[Items from a data source]
|---|

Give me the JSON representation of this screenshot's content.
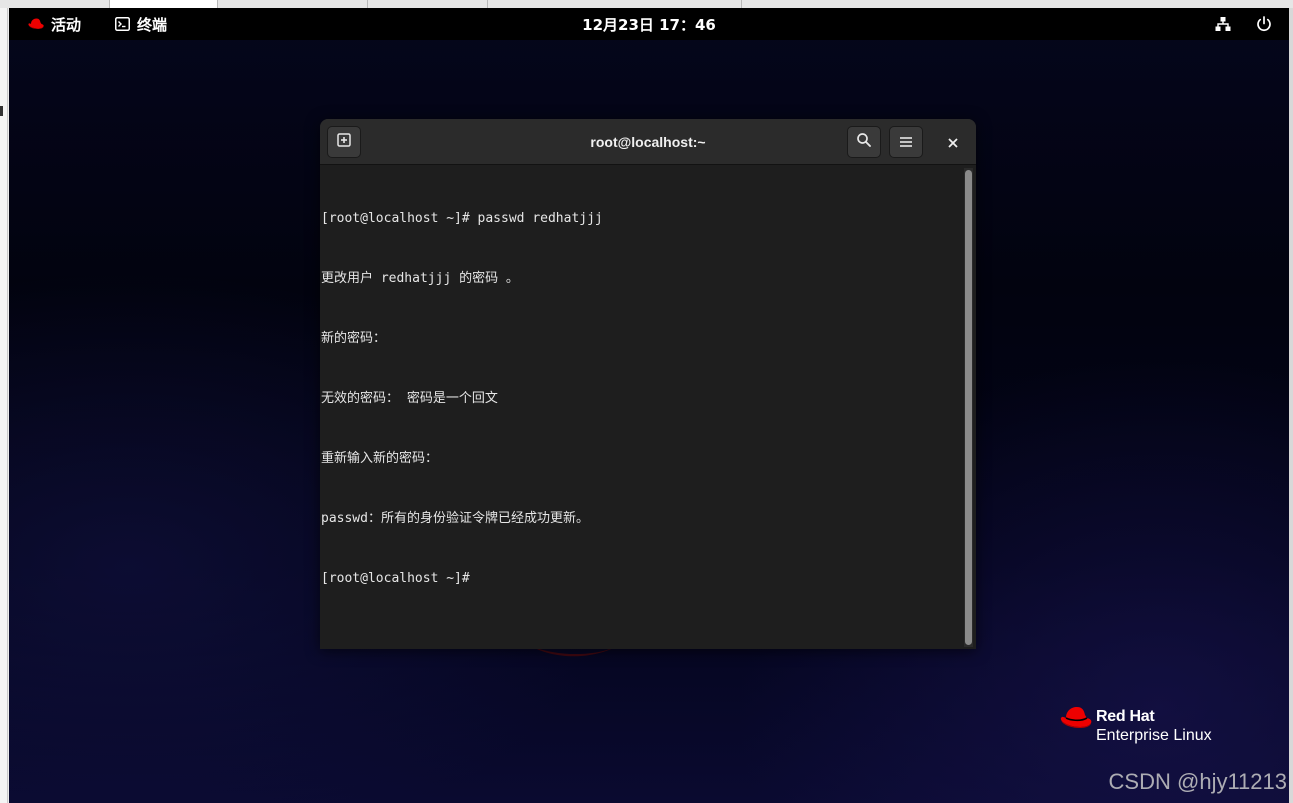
{
  "topbar": {
    "activities_label": "活动",
    "app_label": "终端",
    "clock": "12月23日 17：46",
    "icons": [
      "redhat-icon",
      "terminal-icon",
      "network-icon",
      "power-icon"
    ]
  },
  "terminal": {
    "title": "root@localhost:~",
    "lines": [
      "[root@localhost ~]# passwd redhatjjj",
      "更改用户 redhatjjj 的密码 。",
      "新的密码：",
      "无效的密码： 密码是一个回文",
      "重新输入新的密码：",
      "passwd：所有的身份验证令牌已经成功更新。",
      "[root@localhost ~]#"
    ]
  },
  "brand": {
    "name": "Red Hat",
    "product": "Enterprise Linux"
  },
  "watermark": "CSDN @hjy11213",
  "colors": {
    "accent_red": "#ee0000",
    "terminal_bg": "#1e1e1e",
    "header_bg": "#2b2b2b",
    "topbar_bg": "#000000"
  }
}
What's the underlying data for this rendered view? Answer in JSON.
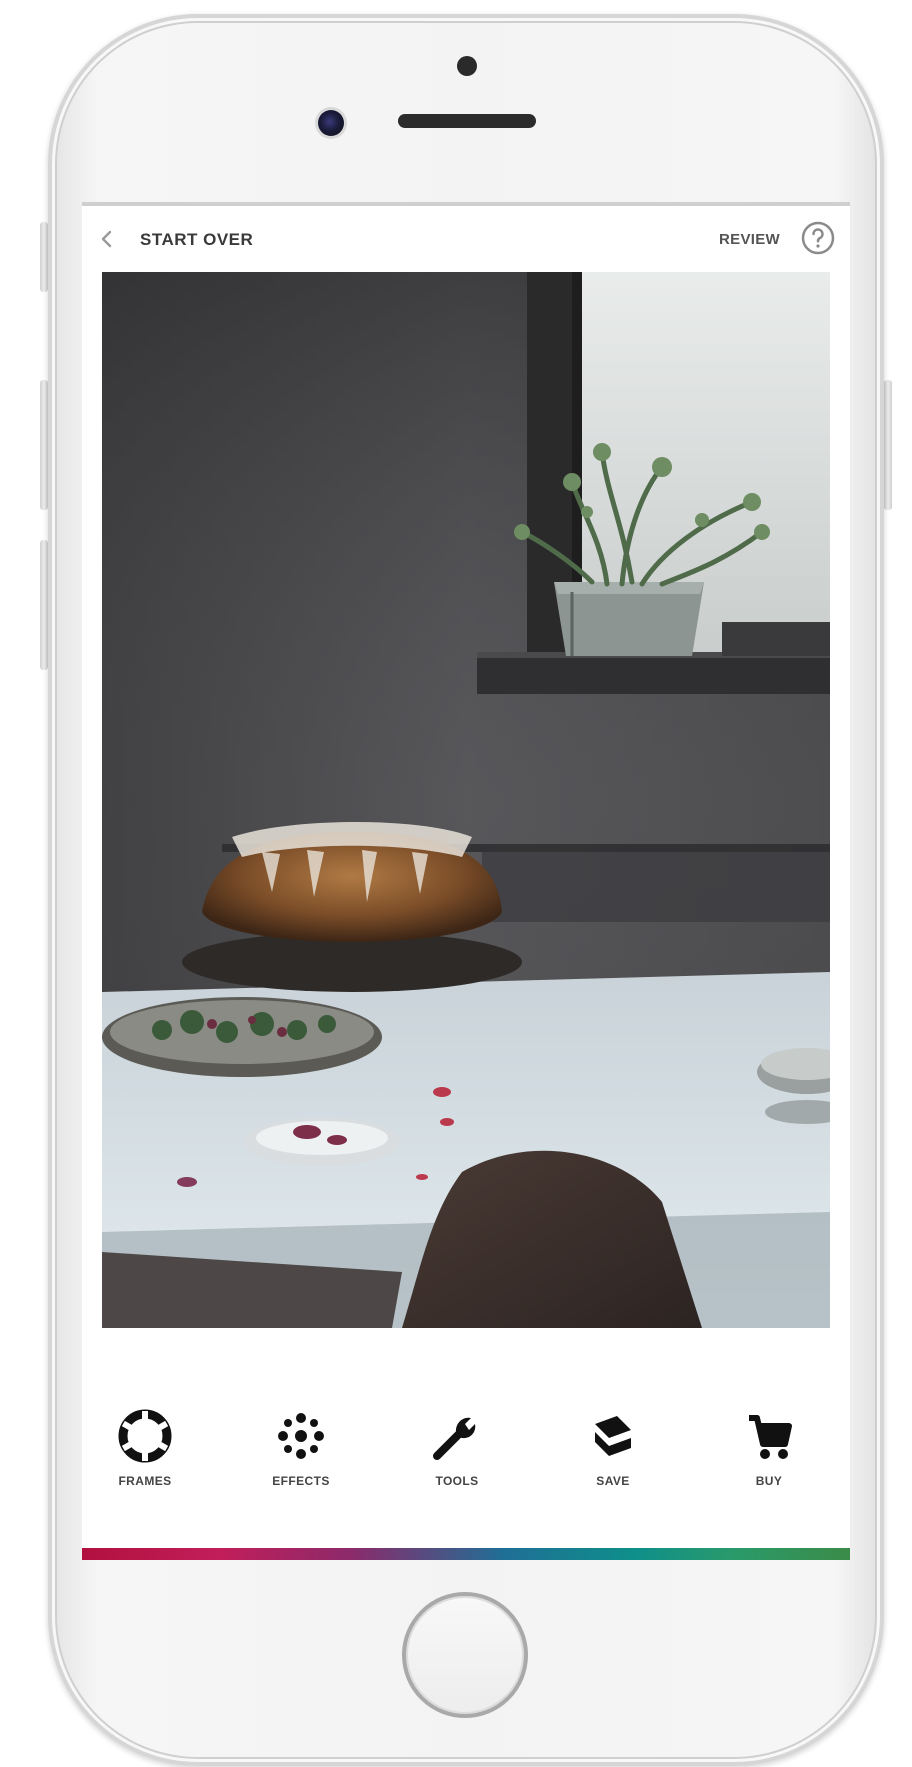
{
  "app": {
    "topbar": {
      "start_over_label": "START OVER",
      "review_label": "REVIEW"
    },
    "photo": {
      "description_icon": "photo-canvas"
    },
    "toolbar": {
      "items": [
        {
          "label": "FRAMES",
          "icon": "frame-ring-icon"
        },
        {
          "label": "EFFECTS",
          "icon": "effects-sparkle-icon"
        },
        {
          "label": "TOOLS",
          "icon": "wrench-icon"
        },
        {
          "label": "SAVE",
          "icon": "layers-icon"
        },
        {
          "label": "BUY",
          "icon": "cart-icon"
        }
      ]
    },
    "colors": {
      "accent_strip": [
        "#b2103f",
        "#8c2a6a",
        "#1f6f96",
        "#0e8f8a",
        "#3b8b48"
      ]
    }
  }
}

|---|

§ Task prompt:
Copy out all of the material exactly as written, without its pictures.

§ Task answer:
Give me the JSON representation of this screenshot's content.
{
  "topbar": {
    "activities_label": "活动",
    "app_label": "终端",
    "clock": "12月23日 17：46",
    "icons": [
      "redhat-icon",
      "terminal-icon",
      "network-icon",
      "power-icon"
    ]
  },
  "terminal": {
    "title": "root@localhost:~",
    "lines": [
      "[root@localhost ~]# passwd redhatjjj",
      "更改用户 redhatjjj 的密码 。",
      "新的密码：",
      "无效的密码： 密码是一个回文",
      "重新输入新的密码：",
      "passwd：所有的身份验证令牌已经成功更新。",
      "[root@localhost ~]#"
    ]
  },
  "brand": {
    "name": "Red Hat",
    "product": "Enterprise Linux"
  },
  "watermark": "CSDN @hjy11213",
  "colors": {
    "accent_red": "#ee0000",
    "terminal_bg": "#1e1e1e",
    "header_bg": "#2b2b2b",
    "topbar_bg": "#000000"
  }
}
What's the underlying data for this rendered view? Answer in JSON.
{
  "app": {
    "topbar": {
      "start_over_label": "START OVER",
      "review_label": "REVIEW"
    },
    "photo": {
      "description_icon": "photo-canvas"
    },
    "toolbar": {
      "items": [
        {
          "label": "FRAMES",
          "icon": "frame-ring-icon"
        },
        {
          "label": "EFFECTS",
          "icon": "effects-sparkle-icon"
        },
        {
          "label": "TOOLS",
          "icon": "wrench-icon"
        },
        {
          "label": "SAVE",
          "icon": "layers-icon"
        },
        {
          "label": "BUY",
          "icon": "cart-icon"
        }
      ]
    },
    "colors": {
      "accent_strip": [
        "#b2103f",
        "#8c2a6a",
        "#1f6f96",
        "#0e8f8a",
        "#3b8b48"
      ]
    }
  }
}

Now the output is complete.